[Region annotation listing]
---+---

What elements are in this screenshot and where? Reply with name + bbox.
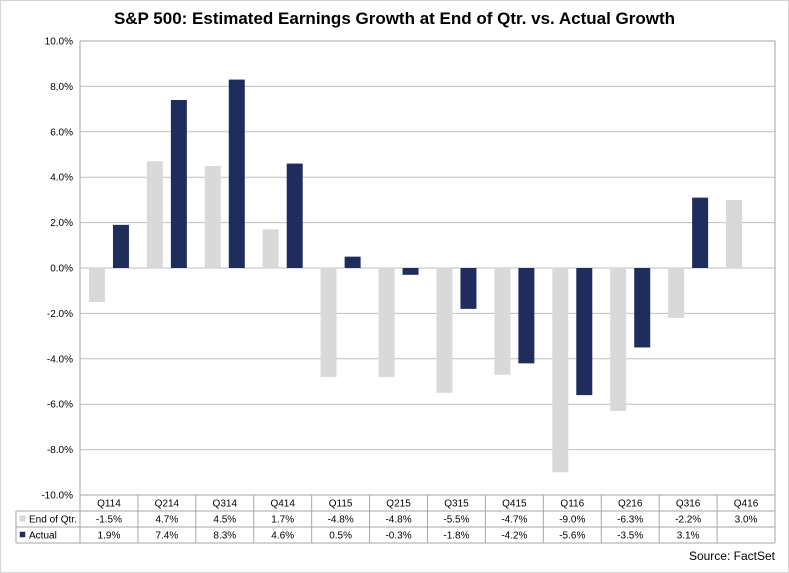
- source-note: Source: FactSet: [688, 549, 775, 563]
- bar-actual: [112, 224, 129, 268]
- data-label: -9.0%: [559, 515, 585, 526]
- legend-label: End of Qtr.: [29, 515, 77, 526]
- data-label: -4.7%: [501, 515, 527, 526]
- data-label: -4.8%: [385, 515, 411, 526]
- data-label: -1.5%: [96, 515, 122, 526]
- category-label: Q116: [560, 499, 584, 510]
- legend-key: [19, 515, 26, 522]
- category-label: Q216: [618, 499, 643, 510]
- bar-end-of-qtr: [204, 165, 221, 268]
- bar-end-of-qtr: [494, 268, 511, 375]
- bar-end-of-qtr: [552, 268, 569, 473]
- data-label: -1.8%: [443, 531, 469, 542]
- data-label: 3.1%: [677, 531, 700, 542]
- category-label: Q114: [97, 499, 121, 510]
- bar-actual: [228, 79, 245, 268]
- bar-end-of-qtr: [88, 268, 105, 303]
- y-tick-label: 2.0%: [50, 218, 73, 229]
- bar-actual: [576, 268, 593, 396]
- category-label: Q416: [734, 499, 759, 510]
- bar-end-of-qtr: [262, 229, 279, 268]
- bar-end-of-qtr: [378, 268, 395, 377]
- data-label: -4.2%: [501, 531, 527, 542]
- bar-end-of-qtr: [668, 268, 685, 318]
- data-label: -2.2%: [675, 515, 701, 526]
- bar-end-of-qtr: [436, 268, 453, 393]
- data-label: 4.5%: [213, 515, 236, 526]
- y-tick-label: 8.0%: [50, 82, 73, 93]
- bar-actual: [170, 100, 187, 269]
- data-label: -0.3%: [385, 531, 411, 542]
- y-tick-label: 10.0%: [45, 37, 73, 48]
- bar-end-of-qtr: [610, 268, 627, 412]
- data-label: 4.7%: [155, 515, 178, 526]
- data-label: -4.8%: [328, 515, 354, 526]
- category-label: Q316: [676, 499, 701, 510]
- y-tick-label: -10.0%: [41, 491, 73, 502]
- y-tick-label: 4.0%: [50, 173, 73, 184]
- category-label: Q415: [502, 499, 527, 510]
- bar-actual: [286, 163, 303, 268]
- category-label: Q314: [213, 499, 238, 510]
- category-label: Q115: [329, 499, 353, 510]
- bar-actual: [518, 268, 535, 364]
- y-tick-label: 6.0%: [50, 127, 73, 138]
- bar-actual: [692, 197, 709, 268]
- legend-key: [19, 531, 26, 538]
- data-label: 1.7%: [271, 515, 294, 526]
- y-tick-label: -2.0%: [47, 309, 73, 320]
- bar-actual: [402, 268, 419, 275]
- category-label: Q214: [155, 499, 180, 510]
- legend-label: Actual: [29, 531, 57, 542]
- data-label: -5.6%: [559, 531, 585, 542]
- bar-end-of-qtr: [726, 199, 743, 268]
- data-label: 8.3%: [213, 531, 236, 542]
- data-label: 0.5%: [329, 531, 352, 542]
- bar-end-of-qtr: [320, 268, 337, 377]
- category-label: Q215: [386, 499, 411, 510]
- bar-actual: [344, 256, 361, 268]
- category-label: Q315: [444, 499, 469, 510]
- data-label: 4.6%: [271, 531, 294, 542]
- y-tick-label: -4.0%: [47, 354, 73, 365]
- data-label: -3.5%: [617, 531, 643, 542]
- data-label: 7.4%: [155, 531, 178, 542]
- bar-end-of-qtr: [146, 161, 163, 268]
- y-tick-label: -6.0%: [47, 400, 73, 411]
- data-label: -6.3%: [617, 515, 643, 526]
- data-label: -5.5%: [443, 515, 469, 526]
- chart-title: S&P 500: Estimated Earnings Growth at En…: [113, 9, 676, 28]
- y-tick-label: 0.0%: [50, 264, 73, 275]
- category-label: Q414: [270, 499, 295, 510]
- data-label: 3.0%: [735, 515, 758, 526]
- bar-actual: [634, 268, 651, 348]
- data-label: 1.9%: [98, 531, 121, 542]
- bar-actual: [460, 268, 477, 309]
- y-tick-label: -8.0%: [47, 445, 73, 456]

---+---

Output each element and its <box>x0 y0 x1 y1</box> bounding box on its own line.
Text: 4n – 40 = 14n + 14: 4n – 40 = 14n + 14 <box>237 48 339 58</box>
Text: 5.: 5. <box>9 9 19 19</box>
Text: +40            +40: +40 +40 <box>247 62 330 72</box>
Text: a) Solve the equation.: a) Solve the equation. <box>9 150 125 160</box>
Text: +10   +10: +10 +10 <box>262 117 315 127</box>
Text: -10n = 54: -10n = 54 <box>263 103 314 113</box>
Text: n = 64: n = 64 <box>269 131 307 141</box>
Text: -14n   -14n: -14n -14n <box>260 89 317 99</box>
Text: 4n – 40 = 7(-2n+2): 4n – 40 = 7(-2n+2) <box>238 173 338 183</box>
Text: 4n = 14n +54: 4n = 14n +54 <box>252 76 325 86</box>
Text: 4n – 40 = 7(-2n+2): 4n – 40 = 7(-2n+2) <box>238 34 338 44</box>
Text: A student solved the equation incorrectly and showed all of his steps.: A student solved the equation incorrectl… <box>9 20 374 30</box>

---+---

Can you render the listing as a Markdown table with the columns Row and Line, starting at the line that contains "Output each element" and ending after the line that contains "Text: A student"? Include only those lines and leave out any blank ones.

*Output*.
| Row | Line |
|---|---|
| 1 | Output each element and its <box>x0 y0 x1 y1</box> bounding box on its own line. |
| 2 | Text: 4n – 40 = 14n + 14: 4n – 40 = 14n + 14 <box>237 48 339 58</box> |
| 3 | Text: 5.: 5. <box>9 9 19 19</box> |
| 4 | Text: +40            +40: +40 +40 <box>247 62 330 72</box> |
| 5 | Text: a) Solve the equation.: a) Solve the equation. <box>9 150 125 160</box> |
| 6 | Text: +10   +10: +10 +10 <box>262 117 315 127</box> |
| 7 | Text: -10n = 54: -10n = 54 <box>263 103 314 113</box> |
| 8 | Text: n = 64: n = 64 <box>269 131 307 141</box> |
| 9 | Text: -14n   -14n: -14n -14n <box>260 89 317 99</box> |
| 10 | Text: 4n – 40 = 7(-2n+2): 4n – 40 = 7(-2n+2) <box>238 173 338 183</box> |
| 11 | Text: 4n = 14n +54: 4n = 14n +54 <box>252 76 325 86</box> |
| 12 | Text: 4n – 40 = 7(-2n+2): 4n – 40 = 7(-2n+2) <box>238 34 338 44</box> |
| 13 | Text: A student solved the equation incorrectly and showed all of his steps.: A student solved the equation incorrectl… <box>9 20 374 30</box> |